Exercise directions:
Please print the lines between the one with "Decode this image" and the one with "Read all visible", both ends included, exactly as written, with no pictures.

Entries:
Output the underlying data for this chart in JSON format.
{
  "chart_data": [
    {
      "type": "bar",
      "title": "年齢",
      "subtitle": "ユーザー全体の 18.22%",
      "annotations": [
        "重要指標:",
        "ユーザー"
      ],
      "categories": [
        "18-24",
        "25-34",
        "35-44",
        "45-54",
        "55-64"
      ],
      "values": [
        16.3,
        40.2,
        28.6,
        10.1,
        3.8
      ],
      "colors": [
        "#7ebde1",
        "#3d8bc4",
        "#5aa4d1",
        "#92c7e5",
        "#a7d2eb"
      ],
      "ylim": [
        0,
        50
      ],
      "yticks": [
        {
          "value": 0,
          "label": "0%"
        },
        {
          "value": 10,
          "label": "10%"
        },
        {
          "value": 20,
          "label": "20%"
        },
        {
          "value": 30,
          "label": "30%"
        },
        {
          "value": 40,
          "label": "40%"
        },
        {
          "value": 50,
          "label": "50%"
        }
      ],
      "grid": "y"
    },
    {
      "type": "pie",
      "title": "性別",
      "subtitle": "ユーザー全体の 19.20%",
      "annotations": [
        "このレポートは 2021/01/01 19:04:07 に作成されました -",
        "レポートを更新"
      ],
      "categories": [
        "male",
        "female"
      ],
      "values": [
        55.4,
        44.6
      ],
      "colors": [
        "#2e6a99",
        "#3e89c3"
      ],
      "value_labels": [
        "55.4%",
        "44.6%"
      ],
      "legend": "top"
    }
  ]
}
--
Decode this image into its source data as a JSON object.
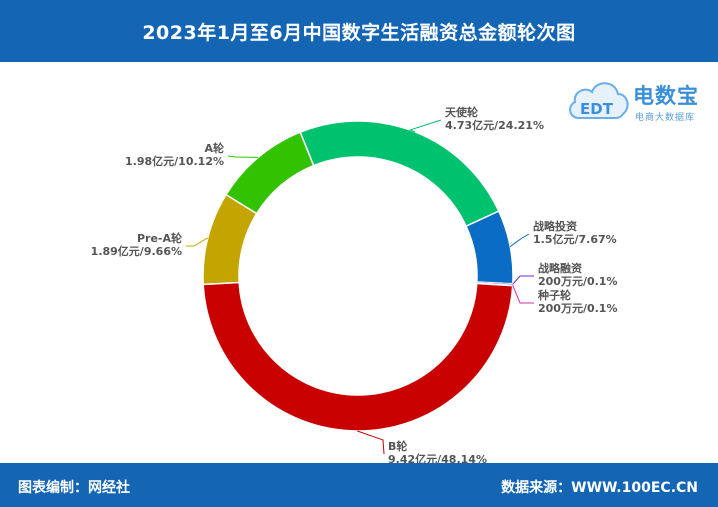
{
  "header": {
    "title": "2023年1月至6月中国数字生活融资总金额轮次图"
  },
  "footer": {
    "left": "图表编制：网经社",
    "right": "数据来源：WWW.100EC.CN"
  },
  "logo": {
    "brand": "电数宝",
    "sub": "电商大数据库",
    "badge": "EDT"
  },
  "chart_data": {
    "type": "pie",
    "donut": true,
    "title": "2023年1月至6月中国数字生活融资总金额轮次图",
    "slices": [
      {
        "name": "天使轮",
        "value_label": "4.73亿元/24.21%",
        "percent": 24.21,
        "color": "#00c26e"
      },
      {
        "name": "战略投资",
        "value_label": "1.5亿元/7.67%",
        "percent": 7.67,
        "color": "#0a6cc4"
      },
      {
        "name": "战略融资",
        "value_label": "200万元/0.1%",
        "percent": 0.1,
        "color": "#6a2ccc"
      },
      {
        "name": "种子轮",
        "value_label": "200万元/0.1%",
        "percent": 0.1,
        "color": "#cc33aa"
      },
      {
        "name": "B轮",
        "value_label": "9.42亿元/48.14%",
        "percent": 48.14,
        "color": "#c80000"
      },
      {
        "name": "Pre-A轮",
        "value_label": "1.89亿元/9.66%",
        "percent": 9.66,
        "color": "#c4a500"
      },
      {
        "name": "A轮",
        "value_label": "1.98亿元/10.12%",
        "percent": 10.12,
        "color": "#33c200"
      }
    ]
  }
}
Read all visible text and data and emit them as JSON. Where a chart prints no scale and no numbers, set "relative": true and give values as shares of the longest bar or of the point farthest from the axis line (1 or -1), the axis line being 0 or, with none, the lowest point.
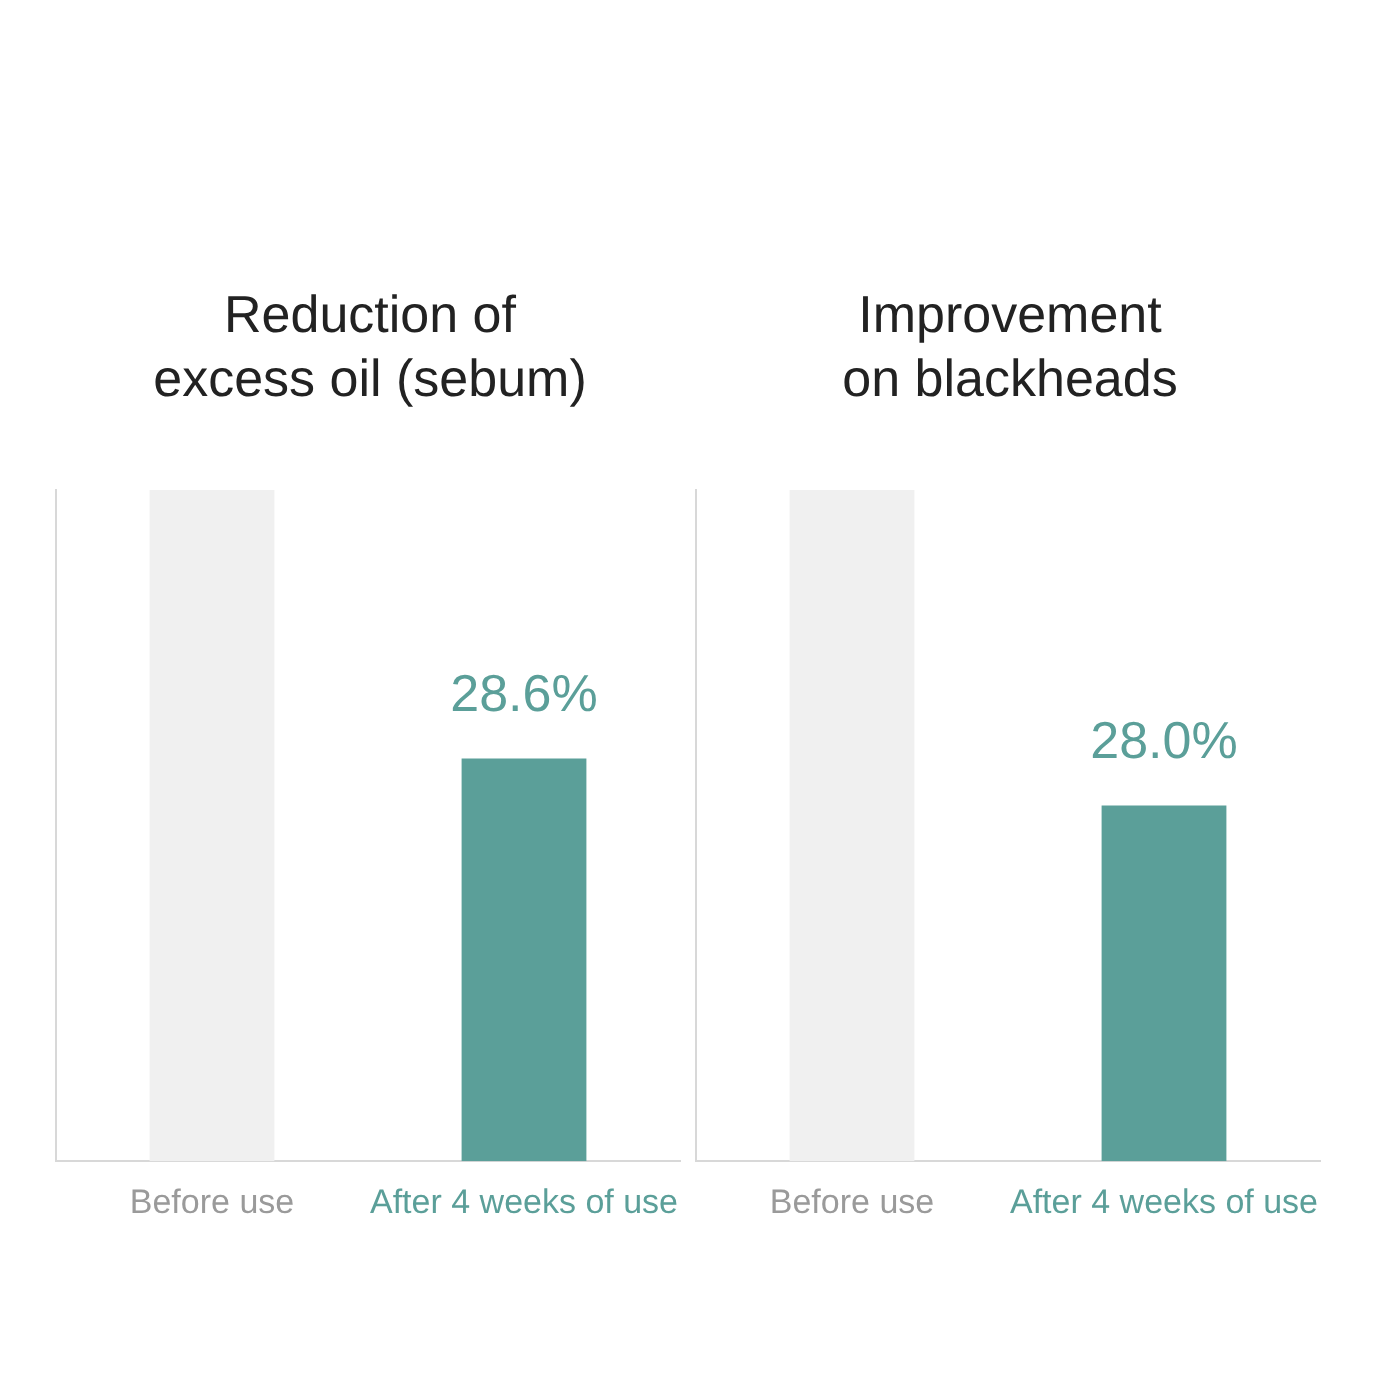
---
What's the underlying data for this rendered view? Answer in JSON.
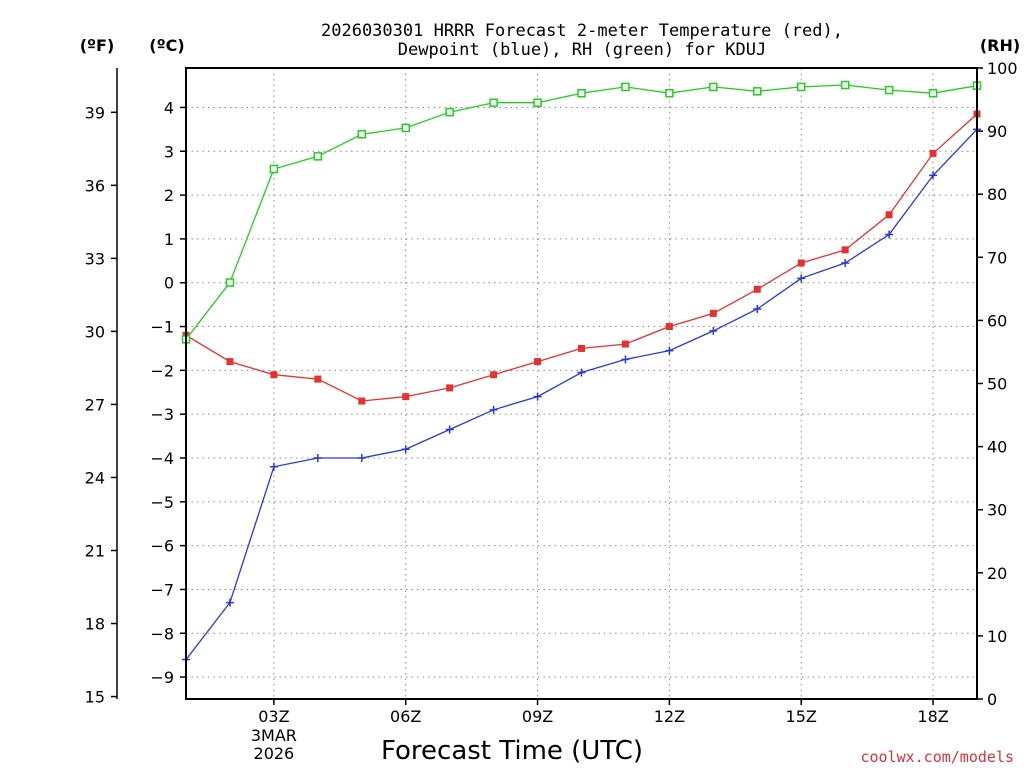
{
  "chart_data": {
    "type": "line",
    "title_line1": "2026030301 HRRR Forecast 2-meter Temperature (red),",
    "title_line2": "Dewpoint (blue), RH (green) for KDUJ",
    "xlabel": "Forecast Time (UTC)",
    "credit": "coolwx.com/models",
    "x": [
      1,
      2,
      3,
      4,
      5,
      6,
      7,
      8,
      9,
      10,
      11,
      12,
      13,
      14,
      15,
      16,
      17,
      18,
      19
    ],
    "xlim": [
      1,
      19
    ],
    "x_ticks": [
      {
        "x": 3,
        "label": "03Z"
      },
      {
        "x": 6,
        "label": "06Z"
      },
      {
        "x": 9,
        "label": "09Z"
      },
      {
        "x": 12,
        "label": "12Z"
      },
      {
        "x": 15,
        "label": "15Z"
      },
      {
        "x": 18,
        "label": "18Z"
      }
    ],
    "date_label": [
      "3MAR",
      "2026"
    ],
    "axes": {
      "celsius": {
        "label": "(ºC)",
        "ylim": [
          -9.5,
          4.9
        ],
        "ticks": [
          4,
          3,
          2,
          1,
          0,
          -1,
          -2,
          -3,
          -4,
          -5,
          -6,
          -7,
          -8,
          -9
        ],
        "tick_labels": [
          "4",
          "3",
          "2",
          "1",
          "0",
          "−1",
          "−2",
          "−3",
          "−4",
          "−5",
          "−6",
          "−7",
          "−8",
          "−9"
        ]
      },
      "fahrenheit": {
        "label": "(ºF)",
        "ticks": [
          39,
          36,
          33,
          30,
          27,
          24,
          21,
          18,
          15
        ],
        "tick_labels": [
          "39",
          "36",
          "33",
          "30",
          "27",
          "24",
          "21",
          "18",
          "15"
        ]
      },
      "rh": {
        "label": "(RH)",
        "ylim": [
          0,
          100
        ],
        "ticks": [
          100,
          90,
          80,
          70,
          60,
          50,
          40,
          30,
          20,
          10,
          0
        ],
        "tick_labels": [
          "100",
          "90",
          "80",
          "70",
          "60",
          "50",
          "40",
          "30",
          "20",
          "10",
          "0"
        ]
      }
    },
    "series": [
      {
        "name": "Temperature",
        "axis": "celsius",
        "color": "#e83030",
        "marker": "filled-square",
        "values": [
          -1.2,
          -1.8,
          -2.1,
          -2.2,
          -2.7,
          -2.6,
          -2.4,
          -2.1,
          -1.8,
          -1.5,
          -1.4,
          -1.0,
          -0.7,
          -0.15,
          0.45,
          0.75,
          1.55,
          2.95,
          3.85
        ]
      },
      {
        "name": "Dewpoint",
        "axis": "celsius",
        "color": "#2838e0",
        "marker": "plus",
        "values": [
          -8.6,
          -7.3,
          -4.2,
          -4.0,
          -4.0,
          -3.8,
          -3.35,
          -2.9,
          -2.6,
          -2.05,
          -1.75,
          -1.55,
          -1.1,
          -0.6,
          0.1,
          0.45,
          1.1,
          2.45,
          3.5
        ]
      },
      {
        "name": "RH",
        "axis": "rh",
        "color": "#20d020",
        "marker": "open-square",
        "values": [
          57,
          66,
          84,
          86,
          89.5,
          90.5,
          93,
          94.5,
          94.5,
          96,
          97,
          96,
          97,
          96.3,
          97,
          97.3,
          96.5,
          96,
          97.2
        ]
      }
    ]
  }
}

Output below:
Decode this image into its source data as a JSON object.
{
  "header": {
    "title": "2023年1月至6月中国数字生活融资总金额轮次图"
  },
  "footer": {
    "left": "图表编制：网经社",
    "right": "数据来源：WWW.100EC.CN"
  },
  "logo": {
    "brand": "电数宝",
    "sub": "电商大数据库",
    "badge": "EDT"
  },
  "chart_data": {
    "type": "pie",
    "donut": true,
    "title": "2023年1月至6月中国数字生活融资总金额轮次图",
    "slices": [
      {
        "name": "天使轮",
        "value_label": "4.73亿元/24.21%",
        "percent": 24.21,
        "color": "#00c26e"
      },
      {
        "name": "战略投资",
        "value_label": "1.5亿元/7.67%",
        "percent": 7.67,
        "color": "#0a6cc4"
      },
      {
        "name": "战略融资",
        "value_label": "200万元/0.1%",
        "percent": 0.1,
        "color": "#6a2ccc"
      },
      {
        "name": "种子轮",
        "value_label": "200万元/0.1%",
        "percent": 0.1,
        "color": "#cc33aa"
      },
      {
        "name": "B轮",
        "value_label": "9.42亿元/48.14%",
        "percent": 48.14,
        "color": "#c80000"
      },
      {
        "name": "Pre-A轮",
        "value_label": "1.89亿元/9.66%",
        "percent": 9.66,
        "color": "#c4a500"
      },
      {
        "name": "A轮",
        "value_label": "1.98亿元/10.12%",
        "percent": 10.12,
        "color": "#33c200"
      }
    ]
  }
}
Read all visible text and data and emit them as JSON. Where a chart prints no scale and no numbers, set "relative": true and give values as shares of the longest bar or of the point farthest from the axis line (1 or -1), the axis line being 0 or, with none, the lowest point.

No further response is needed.